--- Exercise directions ---
Give the listing below again in full, exactly as written.

--- Given data ---
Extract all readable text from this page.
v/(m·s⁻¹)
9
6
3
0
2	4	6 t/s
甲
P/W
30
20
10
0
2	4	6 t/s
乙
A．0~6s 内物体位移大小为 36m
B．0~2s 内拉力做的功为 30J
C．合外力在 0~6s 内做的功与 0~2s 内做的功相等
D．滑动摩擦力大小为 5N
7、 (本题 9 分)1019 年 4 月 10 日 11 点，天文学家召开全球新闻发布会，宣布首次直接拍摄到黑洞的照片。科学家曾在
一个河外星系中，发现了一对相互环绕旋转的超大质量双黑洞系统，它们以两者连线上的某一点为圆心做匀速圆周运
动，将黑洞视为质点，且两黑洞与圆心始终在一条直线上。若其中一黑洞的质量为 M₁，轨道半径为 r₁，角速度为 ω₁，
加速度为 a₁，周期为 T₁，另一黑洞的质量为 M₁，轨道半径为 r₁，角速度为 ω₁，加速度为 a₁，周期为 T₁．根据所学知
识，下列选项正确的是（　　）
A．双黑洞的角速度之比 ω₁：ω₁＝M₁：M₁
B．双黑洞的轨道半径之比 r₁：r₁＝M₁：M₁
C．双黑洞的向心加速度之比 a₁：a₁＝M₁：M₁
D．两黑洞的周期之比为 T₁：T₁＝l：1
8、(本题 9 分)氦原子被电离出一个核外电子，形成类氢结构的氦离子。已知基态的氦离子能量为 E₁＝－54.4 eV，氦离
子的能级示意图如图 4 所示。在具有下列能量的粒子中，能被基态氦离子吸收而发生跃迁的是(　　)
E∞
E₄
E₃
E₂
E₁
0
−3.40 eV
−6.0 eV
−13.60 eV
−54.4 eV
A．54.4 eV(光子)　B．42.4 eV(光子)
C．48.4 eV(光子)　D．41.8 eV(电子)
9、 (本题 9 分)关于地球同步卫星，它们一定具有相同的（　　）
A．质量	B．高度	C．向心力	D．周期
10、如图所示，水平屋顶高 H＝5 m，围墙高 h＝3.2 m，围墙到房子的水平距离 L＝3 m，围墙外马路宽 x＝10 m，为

--- Exercise output ---
Extract all readable text from this page.
v/(m·s⁻¹)
9
6
3
0
2	4	6 t/s
甲
P/W
30
20
10
0
2	4	6 t/s
乙
A．0~6s 内物体位移大小为 36m
B．0~2s 内拉力做的功为 30J
C．合外力在 0~6s 内做的功与 0~2s 内做的功相等
D．滑动摩擦力大小为 5N
7、 (本题 9 分)1019 年 4 月 10 日 11 点，天文学家召开全球新闻发布会，宣布首次直接拍摄到黑洞的照片。科学家曾在
一个河外星系中，发现了一对相互环绕旋转的超大质量双黑洞系统，它们以两者连线上的某一点为圆心做匀速圆周运
动，将黑洞视为质点，且两黑洞与圆心始终在一条直线上。若其中一黑洞的质量为 M₁，轨道半径为 r₁，角速度为 ω₁，
加速度为 a₁，周期为 T₁，另一黑洞的质量为 M₁，轨道半径为 r₁，角速度为 ω₁，加速度为 a₁，周期为 T₁．根据所学知
识，下列选项正确的是（　　）
A．双黑洞的角速度之比 ω₁：ω₁＝M₁：M₁
B．双黑洞的轨道半径之比 r₁：r₁＝M₁：M₁
C．双黑洞的向心加速度之比 a₁：a₁＝M₁：M₁
D．两黑洞的周期之比为 T₁：T₁＝l：1
8、(本题 9 分)氦原子被电离出一个核外电子，形成类氢结构的氦离子。已知基态的氦离子能量为 E₁＝－54.4 eV，氦离
子的能级示意图如图 4 所示。在具有下列能量的粒子中，能被基态氦离子吸收而发生跃迁的是(　　)
E∞
E₄
E₃
E₂
E₁
0
−3.40 eV
−6.0 eV
−13.60 eV
−54.4 eV
A．54.4 eV(光子)　B．42.4 eV(光子)
C．48.4 eV(光子)　D．41.8 eV(电子)
9、 (本题 9 分)关于地球同步卫星，它们一定具有相同的（　　）
A．质量	B．高度	C．向心力	D．周期
10、如图所示，水平屋顶高 H＝5 m，围墙高 h＝3.2 m，围墙到房子的水平距离 L＝3 m，围墙外马路宽 x＝10 m，为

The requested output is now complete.